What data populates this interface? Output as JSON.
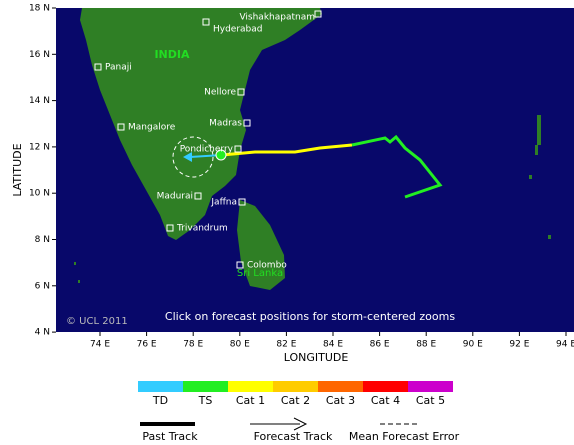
{
  "map": {
    "lat_labels": [
      "18 N",
      "16 N",
      "14 N",
      "12 N",
      "10 N",
      "8 N",
      "6 N",
      "4 N"
    ],
    "lon_labels": [
      "74 E",
      "76 E",
      "78 E",
      "80 E",
      "82 E",
      "84 E",
      "86 E",
      "88 E",
      "90 E",
      "92 E",
      "94 E"
    ],
    "y_axis_title": "LATITUDE",
    "x_axis_title": "LONGITUDE",
    "country_labels": [
      "INDIA",
      "Sri Lanka"
    ],
    "cities": [
      "Vishakhapatnam",
      "Hyderabad",
      "Panaji",
      "Nellore",
      "Madras",
      "Mangalore",
      "Pondicherry",
      "Madurai",
      "Jaffna",
      "Trivandrum",
      "Colombo"
    ],
    "copyright": "© UCL 2011",
    "hint": "Click on forecast positions for storm-centered zooms"
  },
  "legend": {
    "categories": [
      {
        "label": "TD",
        "color": "#33ccff"
      },
      {
        "label": "TS",
        "color": "#22ee22"
      },
      {
        "label": "Cat 1",
        "color": "#ffff00"
      },
      {
        "label": "Cat 2",
        "color": "#ffcc00"
      },
      {
        "label": "Cat 3",
        "color": "#ff6600"
      },
      {
        "label": "Cat 4",
        "color": "#ff0000"
      },
      {
        "label": "Cat 5",
        "color": "#cc00cc"
      }
    ],
    "past_track": "Past Track",
    "forecast_track": "Forecast Track",
    "mean_error": "Mean Forecast Error"
  }
}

■ ■ ■

▶ Exercise: Give an exact reproduction of every line, leaving out any picture.

▶ Task output:
What data populates this interface? Output as JSON.
{
  "map": {
    "lat_labels": [
      "18 N",
      "16 N",
      "14 N",
      "12 N",
      "10 N",
      "8 N",
      "6 N",
      "4 N"
    ],
    "lon_labels": [
      "74 E",
      "76 E",
      "78 E",
      "80 E",
      "82 E",
      "84 E",
      "86 E",
      "88 E",
      "90 E",
      "92 E",
      "94 E"
    ],
    "y_axis_title": "LATITUDE",
    "x_axis_title": "LONGITUDE",
    "country_labels": [
      "INDIA",
      "Sri Lanka"
    ],
    "cities": [
      "Vishakhapatnam",
      "Hyderabad",
      "Panaji",
      "Nellore",
      "Madras",
      "Mangalore",
      "Pondicherry",
      "Madurai",
      "Jaffna",
      "Trivandrum",
      "Colombo"
    ],
    "copyright": "© UCL 2011",
    "hint": "Click on forecast positions for storm-centered zooms"
  },
  "legend": {
    "categories": [
      {
        "label": "TD",
        "color": "#33ccff"
      },
      {
        "label": "TS",
        "color": "#22ee22"
      },
      {
        "label": "Cat 1",
        "color": "#ffff00"
      },
      {
        "label": "Cat 2",
        "color": "#ffcc00"
      },
      {
        "label": "Cat 3",
        "color": "#ff6600"
      },
      {
        "label": "Cat 4",
        "color": "#ff0000"
      },
      {
        "label": "Cat 5",
        "color": "#cc00cc"
      }
    ],
    "past_track": "Past Track",
    "forecast_track": "Forecast Track",
    "mean_error": "Mean Forecast Error"
  }
}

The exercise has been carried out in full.